Man kann durchaus rationale Gründe finden für den Markenfetisch von Favela-Jugendlichen. Denn in einem Land wie Brasilien, in dem man weit stärker auf das äußere Erscheinungsbild Wert legt als etwa in Deutschland, erkauft man sich mit teuren Kleidern womöglich wirklich bessere Chancen. Evandro und seine Freunde aus dem Shoppingzentrum werden weniger oft von der Polizei aufgehalten, sagt er. Sie bekommen eher Jobs. In Brasilien gilt die Meinung: Wer sich teure Marken leistet, kann kein schlechter Mensch sein. "Marken verleihen uns eine Identität", sagt Evandro. "Ohne sie sind wir niemand." Fälschungen kommen für keinen der Jugendlichen in Frage.
Nicht immer wird die Liebe erwidert, manche Marken schämen sich für ihre armen Kunden, wie ein brasilianisches Meinungsforschungsinstitut herausgefunden hat. Andere nutzen die Popularität der neuen Konsumenten und statten sie mit Gratiskleidung aus. Die 15-jährige Yasmin Oliveira zum Beispiel. Sie ist der Superstar unter den Shoppingwütigen. Oliveira hat einen Manager, der sich um Presseanfragen kümmert. Evandro spricht mit Bewunderung von ihr, "sie ist sehr schön". Die meisten ihrer 406 408 Follower auf Facebook finden das auch. Wenn sie am Nachmittag den Satz "Lust, shoppen zu gehen" postet, hat sie abends mehrere Tausend Likes.
------------------------------------------------------------
» AUFGABE 1:
Stimmen die folgenden Aussagen mit dem Text über den Markenfetisch von Favela-Jugendlichen überein? Beantworte jede mit Ja oder Nein und zitiere die entscheidenden Worte des Textes wörtlich.
(a) Evandro zufolge werden er und seine Freunde aus dem Shoppingzentrum seltener von der Polizei aufgehalten.
(b) Einige der Jugendlichen kaufen gefälschte Markenkleidung.
(c) Yasmin Oliveira hat einen Manager, der sich um Presseanfragen kümmert.
------------------------------------------------------------
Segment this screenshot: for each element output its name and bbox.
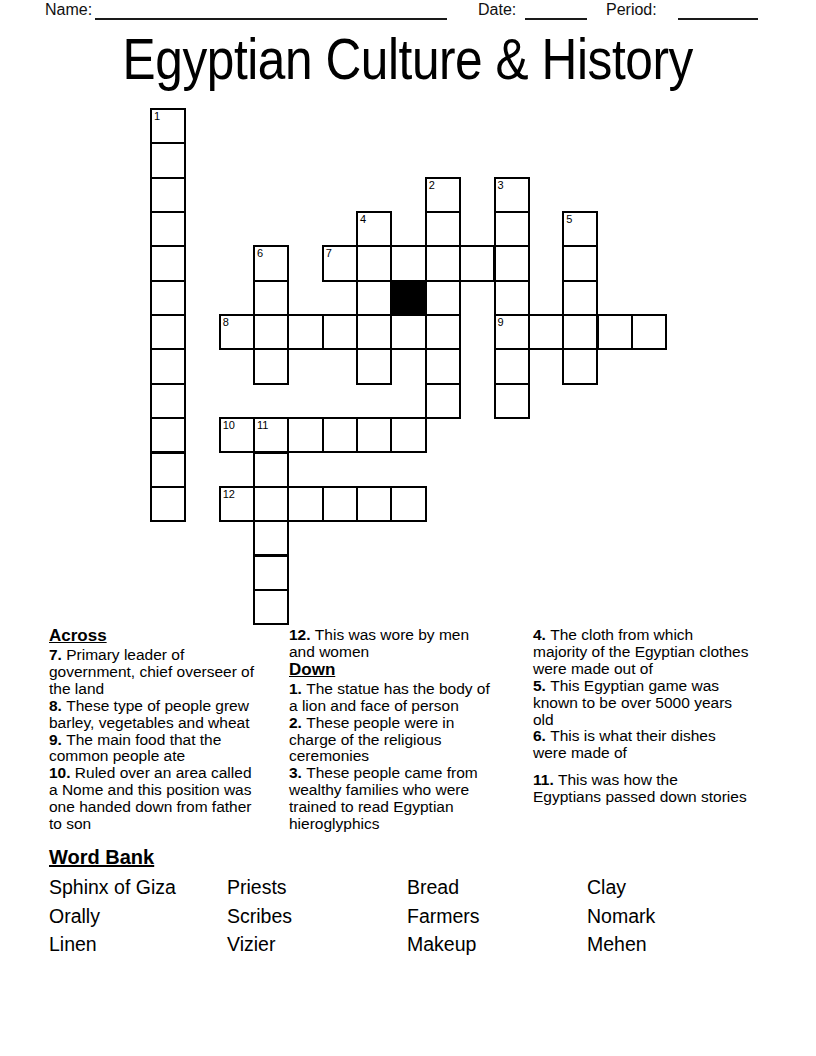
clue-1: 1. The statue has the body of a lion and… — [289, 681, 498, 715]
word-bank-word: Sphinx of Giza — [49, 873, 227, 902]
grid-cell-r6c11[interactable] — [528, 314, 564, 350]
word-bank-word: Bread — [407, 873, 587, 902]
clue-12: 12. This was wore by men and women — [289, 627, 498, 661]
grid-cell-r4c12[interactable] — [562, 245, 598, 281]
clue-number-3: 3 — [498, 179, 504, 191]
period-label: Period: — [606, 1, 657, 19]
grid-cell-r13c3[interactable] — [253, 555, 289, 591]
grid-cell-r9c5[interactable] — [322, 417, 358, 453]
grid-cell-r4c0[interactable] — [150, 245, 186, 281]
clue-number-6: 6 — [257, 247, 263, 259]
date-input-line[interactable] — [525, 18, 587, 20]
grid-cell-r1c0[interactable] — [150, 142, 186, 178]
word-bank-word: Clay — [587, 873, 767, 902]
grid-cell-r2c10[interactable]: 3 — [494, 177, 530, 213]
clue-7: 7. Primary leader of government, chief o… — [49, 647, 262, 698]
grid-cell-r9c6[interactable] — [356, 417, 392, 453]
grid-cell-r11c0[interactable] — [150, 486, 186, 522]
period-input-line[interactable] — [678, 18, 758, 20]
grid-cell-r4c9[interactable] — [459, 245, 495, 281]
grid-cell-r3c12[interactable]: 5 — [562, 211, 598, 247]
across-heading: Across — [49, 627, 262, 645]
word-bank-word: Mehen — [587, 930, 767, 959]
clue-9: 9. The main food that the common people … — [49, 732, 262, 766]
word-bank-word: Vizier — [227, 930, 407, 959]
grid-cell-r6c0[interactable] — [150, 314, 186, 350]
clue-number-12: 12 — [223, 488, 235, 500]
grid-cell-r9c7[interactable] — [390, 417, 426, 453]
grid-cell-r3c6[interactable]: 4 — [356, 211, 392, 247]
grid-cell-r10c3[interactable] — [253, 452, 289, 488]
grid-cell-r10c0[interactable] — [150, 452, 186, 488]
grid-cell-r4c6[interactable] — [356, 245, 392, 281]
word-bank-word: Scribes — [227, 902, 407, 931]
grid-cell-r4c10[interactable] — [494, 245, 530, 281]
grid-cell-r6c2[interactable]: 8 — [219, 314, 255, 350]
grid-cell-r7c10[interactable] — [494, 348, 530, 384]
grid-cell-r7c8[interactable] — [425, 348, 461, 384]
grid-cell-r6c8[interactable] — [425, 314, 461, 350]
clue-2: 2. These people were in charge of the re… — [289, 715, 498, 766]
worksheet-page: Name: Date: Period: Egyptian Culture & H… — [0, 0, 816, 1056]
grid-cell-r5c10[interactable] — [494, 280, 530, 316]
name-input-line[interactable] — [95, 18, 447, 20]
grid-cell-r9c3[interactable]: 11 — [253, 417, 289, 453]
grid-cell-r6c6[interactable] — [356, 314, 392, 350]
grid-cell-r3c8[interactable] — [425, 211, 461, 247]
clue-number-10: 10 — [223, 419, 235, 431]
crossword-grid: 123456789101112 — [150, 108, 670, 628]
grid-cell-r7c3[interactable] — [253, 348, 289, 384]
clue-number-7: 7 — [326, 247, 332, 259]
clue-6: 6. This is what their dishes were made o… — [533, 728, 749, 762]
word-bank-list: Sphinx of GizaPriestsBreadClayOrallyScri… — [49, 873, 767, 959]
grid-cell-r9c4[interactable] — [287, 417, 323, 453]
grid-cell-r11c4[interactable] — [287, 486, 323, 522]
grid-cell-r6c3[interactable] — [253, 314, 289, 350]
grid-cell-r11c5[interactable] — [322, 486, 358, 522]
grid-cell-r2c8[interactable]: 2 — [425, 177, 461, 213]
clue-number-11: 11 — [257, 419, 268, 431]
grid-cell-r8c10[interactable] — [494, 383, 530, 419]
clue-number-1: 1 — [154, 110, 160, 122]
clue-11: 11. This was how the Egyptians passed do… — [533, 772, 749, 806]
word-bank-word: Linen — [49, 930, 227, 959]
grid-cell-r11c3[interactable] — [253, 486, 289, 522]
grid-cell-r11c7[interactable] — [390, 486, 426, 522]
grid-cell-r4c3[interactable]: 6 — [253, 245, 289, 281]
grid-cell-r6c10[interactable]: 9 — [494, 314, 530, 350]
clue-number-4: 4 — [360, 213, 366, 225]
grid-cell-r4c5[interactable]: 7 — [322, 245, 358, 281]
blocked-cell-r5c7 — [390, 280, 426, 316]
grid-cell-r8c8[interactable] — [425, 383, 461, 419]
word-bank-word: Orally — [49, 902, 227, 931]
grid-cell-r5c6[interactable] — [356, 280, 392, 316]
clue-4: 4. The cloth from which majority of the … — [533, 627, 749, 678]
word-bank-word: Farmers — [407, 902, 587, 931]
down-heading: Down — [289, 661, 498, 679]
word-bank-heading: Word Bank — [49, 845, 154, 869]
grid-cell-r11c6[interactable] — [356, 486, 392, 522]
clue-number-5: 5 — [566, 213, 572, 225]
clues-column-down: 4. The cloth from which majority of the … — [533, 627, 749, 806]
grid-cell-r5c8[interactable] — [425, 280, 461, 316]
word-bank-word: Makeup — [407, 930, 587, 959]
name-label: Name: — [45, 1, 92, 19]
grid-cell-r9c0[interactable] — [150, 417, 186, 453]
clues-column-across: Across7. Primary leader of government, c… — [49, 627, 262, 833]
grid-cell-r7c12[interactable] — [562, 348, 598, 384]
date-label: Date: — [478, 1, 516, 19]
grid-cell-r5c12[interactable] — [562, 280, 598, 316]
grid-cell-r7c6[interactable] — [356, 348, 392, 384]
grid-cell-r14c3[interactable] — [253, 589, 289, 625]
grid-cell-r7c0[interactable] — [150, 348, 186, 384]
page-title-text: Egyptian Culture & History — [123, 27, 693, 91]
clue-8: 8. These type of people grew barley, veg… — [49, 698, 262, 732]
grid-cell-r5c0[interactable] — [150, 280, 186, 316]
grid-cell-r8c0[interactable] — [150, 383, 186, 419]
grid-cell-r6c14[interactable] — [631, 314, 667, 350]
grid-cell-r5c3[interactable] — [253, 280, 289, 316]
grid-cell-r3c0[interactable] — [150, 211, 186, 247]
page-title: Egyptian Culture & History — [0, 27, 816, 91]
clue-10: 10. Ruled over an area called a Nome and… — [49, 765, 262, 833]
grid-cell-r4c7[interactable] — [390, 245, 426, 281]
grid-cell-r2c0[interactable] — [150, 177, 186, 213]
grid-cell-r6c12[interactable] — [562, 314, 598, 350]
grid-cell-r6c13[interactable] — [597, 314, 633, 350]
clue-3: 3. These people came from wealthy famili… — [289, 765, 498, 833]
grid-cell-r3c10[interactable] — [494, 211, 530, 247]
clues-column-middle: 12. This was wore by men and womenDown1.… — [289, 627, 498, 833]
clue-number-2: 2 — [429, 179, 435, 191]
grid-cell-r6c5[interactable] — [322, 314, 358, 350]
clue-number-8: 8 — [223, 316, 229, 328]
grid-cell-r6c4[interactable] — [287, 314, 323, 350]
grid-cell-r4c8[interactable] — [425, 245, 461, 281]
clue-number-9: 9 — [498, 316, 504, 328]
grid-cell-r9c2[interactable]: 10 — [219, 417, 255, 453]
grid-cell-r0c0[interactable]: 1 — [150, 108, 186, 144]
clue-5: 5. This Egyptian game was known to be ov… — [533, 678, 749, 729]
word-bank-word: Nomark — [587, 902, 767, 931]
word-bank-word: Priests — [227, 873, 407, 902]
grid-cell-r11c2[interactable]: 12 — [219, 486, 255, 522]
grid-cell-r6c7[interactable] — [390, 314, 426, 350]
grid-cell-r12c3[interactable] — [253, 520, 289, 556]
------------------------------------------------------------
» AUFGABE 2:
Kopiere aus den Einträgen unverändert die Zeilen von der Zeile mit „clue-1: 1. The“ bis zur Zeile mit „word-bank-word: Vizier — [227, 930, 407, 959]“, beide eingeschlossen.

» RICHTIGE ANTWORT 1:
(a) Ja: „Evandro und seine Freunde aus dem Shoppingzentrum werden weniger oft von der Polizei aufgehalten, sagt er.“
(b) Nein: „Fälschungen kommen für keinen der Jugendlichen in Frage.“
(c) Ja: „Oliveira hat einen Manager, der sich um Presseanfragen kümmert.“

» RICHTIGE ANTWORT 2:
clue-1: 1. The statue has the body of a lion and… — [289, 681, 498, 715]
word-bank-word: Sphinx of Giza — [49, 873, 227, 902]
grid-cell-r6c11[interactable] — [528, 314, 564, 350]
word-bank-word: Bread — [407, 873, 587, 902]
clue-12: 12. This was wore by men and women — [289, 627, 498, 661]
grid-cell-r4c12[interactable] — [562, 245, 598, 281]
clue-number-3: 3 — [498, 179, 504, 191]
period-label: Period: — [606, 1, 657, 19]
grid-cell-r13c3[interactable] — [253, 555, 289, 591]
grid-cell-r9c5[interactable] — [322, 417, 358, 453]
grid-cell-r4c0[interactable] — [150, 245, 186, 281]
clue-number-6: 6 — [257, 247, 263, 259]
date-input-line[interactable] — [525, 18, 587, 20]
grid-cell-r1c0[interactable] — [150, 142, 186, 178]
word-bank-word: Clay — [587, 873, 767, 902]
grid-cell-r2c10[interactable]: 3 — [494, 177, 530, 213]
clue-7: 7. Primary leader of government, chief o… — [49, 647, 262, 698]
grid-cell-r9c6[interactable] — [356, 417, 392, 453]
grid-cell-r11c0[interactable] — [150, 486, 186, 522]
period-input-line[interactable] — [678, 18, 758, 20]
grid-cell-r4c9[interactable] — [459, 245, 495, 281]
grid-cell-r3c12[interactable]: 5 — [562, 211, 598, 247]
across-heading: Across — [49, 627, 262, 645]
word-bank-word: Mehen — [587, 930, 767, 959]
clue-9: 9. The main food that the common people … — [49, 732, 262, 766]
word-bank-word: Vizier — [227, 930, 407, 959]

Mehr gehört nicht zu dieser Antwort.